Collection entries
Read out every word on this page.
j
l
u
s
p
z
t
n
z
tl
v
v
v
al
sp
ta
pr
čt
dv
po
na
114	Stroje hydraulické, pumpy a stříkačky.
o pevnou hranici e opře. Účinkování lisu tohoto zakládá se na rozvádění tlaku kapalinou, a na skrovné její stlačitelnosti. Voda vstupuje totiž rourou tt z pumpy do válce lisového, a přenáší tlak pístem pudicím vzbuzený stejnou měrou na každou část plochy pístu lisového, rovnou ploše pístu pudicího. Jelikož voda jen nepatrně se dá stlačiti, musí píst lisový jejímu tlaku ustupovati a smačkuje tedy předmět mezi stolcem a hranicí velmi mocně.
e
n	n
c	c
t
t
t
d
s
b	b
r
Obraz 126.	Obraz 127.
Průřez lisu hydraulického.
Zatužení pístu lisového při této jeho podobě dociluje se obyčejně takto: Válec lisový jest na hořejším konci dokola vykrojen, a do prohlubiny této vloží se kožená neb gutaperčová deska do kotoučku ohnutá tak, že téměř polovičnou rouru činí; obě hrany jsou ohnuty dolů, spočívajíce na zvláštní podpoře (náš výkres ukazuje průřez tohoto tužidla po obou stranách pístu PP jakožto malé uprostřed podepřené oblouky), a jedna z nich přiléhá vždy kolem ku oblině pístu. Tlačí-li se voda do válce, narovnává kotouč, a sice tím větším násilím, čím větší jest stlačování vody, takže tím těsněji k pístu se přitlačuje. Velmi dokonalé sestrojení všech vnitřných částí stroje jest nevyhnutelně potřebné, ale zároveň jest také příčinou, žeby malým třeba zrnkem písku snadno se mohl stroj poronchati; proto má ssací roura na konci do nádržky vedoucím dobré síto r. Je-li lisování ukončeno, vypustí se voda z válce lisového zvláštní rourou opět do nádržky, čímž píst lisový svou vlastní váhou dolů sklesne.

__Job__: Write out the material exactly as given.

__Response__:
Read out every word on this page.
j
l
u
s
p
z
t
n
z
tl
v
v
v
al
sp
ta
pr
čt
dv
po
na
114	Stroje hydraulické, pumpy a stříkačky.
o pevnou hranici e opře. Účinkování lisu tohoto zakládá se na rozvádění tlaku kapalinou, a na skrovné její stlačitelnosti. Voda vstupuje totiž rourou tt z pumpy do válce lisového, a přenáší tlak pístem pudicím vzbuzený stejnou měrou na každou část plochy pístu lisového, rovnou ploše pístu pudicího. Jelikož voda jen nepatrně se dá stlačiti, musí píst lisový jejímu tlaku ustupovati a smačkuje tedy předmět mezi stolcem a hranicí velmi mocně.
e
n	n
c	c
t
t
t
d
s
b	b
r
Obraz 126.	Obraz 127.
Průřez lisu hydraulického.
Zatužení pístu lisového při této jeho podobě dociluje se obyčejně takto: Válec lisový jest na hořejším konci dokola vykrojen, a do prohlubiny této vloží se kožená neb gutaperčová deska do kotoučku ohnutá tak, že téměř polovičnou rouru činí; obě hrany jsou ohnuty dolů, spočívajíce na zvláštní podpoře (náš výkres ukazuje průřez tohoto tužidla po obou stranách pístu PP jakožto malé uprostřed podepřené oblouky), a jedna z nich přiléhá vždy kolem ku oblině pístu. Tlačí-li se voda do válce, narovnává kotouč, a sice tím větším násilím, čím větší jest stlačování vody, takže tím těsněji k pístu se přitlačuje. Velmi dokonalé sestrojení všech vnitřných částí stroje jest nevyhnutelně potřebné, ale zároveň jest také příčinou, žeby malým třeba zrnkem písku snadno se mohl stroj poronchati; proto má ssací roura na konci do nádržky vedoucím dobré síto r. Je-li lisování ukončeno, vypustí se voda z válce lisového zvláštní rourou opět do nádržky, čímž píst lisový svou vlastní váhou dolů sklesne.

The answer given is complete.